*Saved entries*
============================================================

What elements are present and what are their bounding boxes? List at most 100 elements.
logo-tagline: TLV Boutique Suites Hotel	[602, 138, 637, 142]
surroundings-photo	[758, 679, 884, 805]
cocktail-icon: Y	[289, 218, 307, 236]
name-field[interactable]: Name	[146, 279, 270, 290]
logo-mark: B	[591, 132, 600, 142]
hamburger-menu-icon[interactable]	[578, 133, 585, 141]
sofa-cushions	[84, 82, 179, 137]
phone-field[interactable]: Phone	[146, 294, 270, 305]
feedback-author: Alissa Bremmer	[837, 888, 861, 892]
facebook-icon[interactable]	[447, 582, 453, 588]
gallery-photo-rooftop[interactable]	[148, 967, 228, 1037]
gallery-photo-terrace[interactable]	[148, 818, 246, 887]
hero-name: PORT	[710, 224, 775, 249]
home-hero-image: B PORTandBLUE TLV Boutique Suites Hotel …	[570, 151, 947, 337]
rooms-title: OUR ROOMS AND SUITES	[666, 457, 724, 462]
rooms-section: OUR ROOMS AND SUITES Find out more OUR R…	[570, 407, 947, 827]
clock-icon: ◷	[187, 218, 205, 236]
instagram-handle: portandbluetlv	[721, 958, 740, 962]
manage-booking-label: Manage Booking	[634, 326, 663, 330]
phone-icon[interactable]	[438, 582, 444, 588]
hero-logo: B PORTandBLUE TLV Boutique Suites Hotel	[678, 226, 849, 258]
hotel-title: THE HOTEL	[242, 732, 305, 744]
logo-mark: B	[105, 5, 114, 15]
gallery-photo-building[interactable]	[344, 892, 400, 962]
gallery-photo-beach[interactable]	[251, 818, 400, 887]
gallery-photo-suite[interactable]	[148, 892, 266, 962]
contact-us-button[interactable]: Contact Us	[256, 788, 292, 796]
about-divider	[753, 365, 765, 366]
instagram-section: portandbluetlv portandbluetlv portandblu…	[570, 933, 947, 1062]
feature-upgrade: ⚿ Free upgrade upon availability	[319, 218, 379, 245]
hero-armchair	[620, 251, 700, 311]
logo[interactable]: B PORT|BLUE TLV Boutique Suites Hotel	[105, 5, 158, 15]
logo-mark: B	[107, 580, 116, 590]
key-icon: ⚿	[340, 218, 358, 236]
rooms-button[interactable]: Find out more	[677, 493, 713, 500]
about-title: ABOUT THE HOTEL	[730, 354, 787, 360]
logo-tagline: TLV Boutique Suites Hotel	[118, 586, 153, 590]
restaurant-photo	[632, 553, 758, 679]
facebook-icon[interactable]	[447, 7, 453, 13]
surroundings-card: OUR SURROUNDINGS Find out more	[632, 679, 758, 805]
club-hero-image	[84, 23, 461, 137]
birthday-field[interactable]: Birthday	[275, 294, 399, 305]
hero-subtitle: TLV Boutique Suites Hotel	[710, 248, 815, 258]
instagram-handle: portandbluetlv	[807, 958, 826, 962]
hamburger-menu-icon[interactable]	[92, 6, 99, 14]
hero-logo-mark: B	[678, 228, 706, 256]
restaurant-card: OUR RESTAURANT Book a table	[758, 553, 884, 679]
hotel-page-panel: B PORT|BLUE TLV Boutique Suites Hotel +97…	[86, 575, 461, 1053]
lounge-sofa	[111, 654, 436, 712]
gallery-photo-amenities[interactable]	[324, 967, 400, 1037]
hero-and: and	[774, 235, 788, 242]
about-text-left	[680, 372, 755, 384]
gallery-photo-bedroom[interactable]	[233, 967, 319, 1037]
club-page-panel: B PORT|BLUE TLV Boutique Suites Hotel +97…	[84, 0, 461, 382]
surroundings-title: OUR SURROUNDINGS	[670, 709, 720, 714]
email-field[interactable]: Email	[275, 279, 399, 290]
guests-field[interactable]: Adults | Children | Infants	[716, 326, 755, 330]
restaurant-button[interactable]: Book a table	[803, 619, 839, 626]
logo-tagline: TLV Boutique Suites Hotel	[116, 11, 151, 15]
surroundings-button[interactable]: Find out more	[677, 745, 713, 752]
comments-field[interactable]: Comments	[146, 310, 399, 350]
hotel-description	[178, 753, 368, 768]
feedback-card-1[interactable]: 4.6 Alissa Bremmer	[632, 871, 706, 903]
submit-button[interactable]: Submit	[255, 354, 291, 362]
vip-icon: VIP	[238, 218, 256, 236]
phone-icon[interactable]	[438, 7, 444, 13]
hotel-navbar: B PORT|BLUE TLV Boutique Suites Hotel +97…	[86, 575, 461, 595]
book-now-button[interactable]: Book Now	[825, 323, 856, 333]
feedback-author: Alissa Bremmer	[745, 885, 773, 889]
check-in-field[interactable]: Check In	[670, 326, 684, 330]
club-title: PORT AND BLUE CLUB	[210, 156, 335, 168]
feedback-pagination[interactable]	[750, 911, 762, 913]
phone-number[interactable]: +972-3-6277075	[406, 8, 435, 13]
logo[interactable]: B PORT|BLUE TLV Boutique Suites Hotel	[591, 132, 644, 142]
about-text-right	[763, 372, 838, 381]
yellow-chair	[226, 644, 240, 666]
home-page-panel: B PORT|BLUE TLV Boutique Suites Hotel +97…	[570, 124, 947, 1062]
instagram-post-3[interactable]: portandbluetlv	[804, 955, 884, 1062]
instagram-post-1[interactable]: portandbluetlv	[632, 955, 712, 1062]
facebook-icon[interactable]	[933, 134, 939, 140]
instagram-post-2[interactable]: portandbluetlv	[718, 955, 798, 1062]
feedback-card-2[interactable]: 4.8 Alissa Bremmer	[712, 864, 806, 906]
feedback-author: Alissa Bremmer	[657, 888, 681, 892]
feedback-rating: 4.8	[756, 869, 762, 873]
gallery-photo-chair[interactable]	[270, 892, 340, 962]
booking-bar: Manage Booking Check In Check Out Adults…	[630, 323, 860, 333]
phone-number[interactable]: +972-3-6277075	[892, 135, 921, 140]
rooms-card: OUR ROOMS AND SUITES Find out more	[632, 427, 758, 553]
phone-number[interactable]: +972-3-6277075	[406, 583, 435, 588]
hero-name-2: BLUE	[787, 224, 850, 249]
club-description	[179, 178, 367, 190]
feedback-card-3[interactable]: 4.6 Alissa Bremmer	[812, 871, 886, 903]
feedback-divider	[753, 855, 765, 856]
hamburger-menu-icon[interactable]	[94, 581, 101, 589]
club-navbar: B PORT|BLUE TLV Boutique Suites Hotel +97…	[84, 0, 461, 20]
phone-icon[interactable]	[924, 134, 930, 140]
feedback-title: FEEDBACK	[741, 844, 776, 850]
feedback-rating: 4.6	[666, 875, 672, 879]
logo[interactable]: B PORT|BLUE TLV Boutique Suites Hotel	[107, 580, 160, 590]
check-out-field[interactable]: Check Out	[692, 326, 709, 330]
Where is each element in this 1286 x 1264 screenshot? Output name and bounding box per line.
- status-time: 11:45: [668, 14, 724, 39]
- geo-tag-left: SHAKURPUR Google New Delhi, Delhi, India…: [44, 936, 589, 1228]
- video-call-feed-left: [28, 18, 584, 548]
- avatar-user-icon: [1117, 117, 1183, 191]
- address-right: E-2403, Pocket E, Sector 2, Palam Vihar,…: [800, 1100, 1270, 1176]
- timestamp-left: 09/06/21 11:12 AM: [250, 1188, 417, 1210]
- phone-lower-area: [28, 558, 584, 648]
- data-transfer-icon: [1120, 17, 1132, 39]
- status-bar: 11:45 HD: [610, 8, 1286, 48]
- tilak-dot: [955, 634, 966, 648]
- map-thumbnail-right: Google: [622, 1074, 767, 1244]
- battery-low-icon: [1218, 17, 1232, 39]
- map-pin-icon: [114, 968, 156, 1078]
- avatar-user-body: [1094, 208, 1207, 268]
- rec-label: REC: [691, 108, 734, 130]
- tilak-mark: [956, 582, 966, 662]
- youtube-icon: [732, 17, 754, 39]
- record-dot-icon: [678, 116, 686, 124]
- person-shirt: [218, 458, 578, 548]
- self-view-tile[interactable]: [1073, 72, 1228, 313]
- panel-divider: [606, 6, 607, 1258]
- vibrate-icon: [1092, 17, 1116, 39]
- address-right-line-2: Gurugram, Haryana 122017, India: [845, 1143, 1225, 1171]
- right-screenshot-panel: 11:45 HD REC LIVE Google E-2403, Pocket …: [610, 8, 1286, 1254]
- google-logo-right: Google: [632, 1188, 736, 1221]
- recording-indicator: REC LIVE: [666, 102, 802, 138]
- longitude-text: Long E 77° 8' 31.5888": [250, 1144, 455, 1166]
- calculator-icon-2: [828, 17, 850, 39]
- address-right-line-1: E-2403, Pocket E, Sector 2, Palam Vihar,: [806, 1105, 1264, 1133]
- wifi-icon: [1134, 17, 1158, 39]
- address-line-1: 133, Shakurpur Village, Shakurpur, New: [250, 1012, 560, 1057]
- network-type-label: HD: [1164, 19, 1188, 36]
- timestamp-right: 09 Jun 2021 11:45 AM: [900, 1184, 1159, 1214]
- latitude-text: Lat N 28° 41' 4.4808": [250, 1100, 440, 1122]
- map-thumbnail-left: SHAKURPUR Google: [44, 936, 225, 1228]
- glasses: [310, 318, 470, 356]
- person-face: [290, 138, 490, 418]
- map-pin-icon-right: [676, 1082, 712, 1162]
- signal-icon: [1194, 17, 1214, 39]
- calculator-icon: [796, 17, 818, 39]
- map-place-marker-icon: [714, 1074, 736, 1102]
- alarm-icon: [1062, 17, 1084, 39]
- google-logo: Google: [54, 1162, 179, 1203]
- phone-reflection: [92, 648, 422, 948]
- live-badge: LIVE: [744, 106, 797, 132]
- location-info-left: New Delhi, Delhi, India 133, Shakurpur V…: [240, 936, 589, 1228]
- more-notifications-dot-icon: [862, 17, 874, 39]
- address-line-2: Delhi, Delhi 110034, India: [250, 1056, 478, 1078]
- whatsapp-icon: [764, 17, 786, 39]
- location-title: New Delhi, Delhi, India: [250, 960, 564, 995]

============================================================

*The request*
Reproduce the records from their first line through the line containing "218, 358, 236]", renaming every "logo-mark" to "brand-mark" and leaving everything else as it is.

*Problem solution*
What elements are present and what are their bounding boxes? List at most 100 elements.
logo-tagline: TLV Boutique Suites Hotel	[602, 138, 637, 142]
surroundings-photo	[758, 679, 884, 805]
cocktail-icon: Y	[289, 218, 307, 236]
name-field[interactable]: Name	[146, 279, 270, 290]
brand-mark: B	[591, 132, 600, 142]
hamburger-menu-icon[interactable]	[578, 133, 585, 141]
sofa-cushions	[84, 82, 179, 137]
phone-field[interactable]: Phone	[146, 294, 270, 305]
feedback-author: Alissa Bremmer	[837, 888, 861, 892]
facebook-icon[interactable]	[447, 582, 453, 588]
gallery-photo-rooftop[interactable]	[148, 967, 228, 1037]
gallery-photo-terrace[interactable]	[148, 818, 246, 887]
hero-name: PORT	[710, 224, 775, 249]
home-hero-image: B PORTandBLUE TLV Boutique Suites Hotel …	[570, 151, 947, 337]
rooms-title: OUR ROOMS AND SUITES	[666, 457, 724, 462]
rooms-section: OUR ROOMS AND SUITES Find out more OUR R…	[570, 407, 947, 827]
clock-icon: ◷	[187, 218, 205, 236]
instagram-handle: portandbluetlv	[721, 958, 740, 962]
manage-booking-label: Manage Booking	[634, 326, 663, 330]
phone-icon[interactable]	[438, 582, 444, 588]
hero-logo: B PORTandBLUE TLV Boutique Suites Hotel	[678, 226, 849, 258]
hotel-title: THE HOTEL	[242, 732, 305, 744]
brand-mark: B	[105, 5, 114, 15]
gallery-photo-building[interactable]	[344, 892, 400, 962]
gallery-photo-beach[interactable]	[251, 818, 400, 887]
gallery-photo-suite[interactable]	[148, 892, 266, 962]
contact-us-button[interactable]: Contact Us	[256, 788, 292, 796]
about-divider	[753, 365, 765, 366]
instagram-section: portandbluetlv portandbluetlv portandblu…	[570, 933, 947, 1062]
feature-upgrade: ⚿ Free upgrade upon availability	[319, 218, 379, 245]
hero-armchair	[620, 251, 700, 311]
logo[interactable]: B PORT|BLUE TLV Boutique Suites Hotel	[105, 5, 158, 15]
brand-mark: B	[107, 580, 116, 590]
key-icon: ⚿	[340, 218, 358, 236]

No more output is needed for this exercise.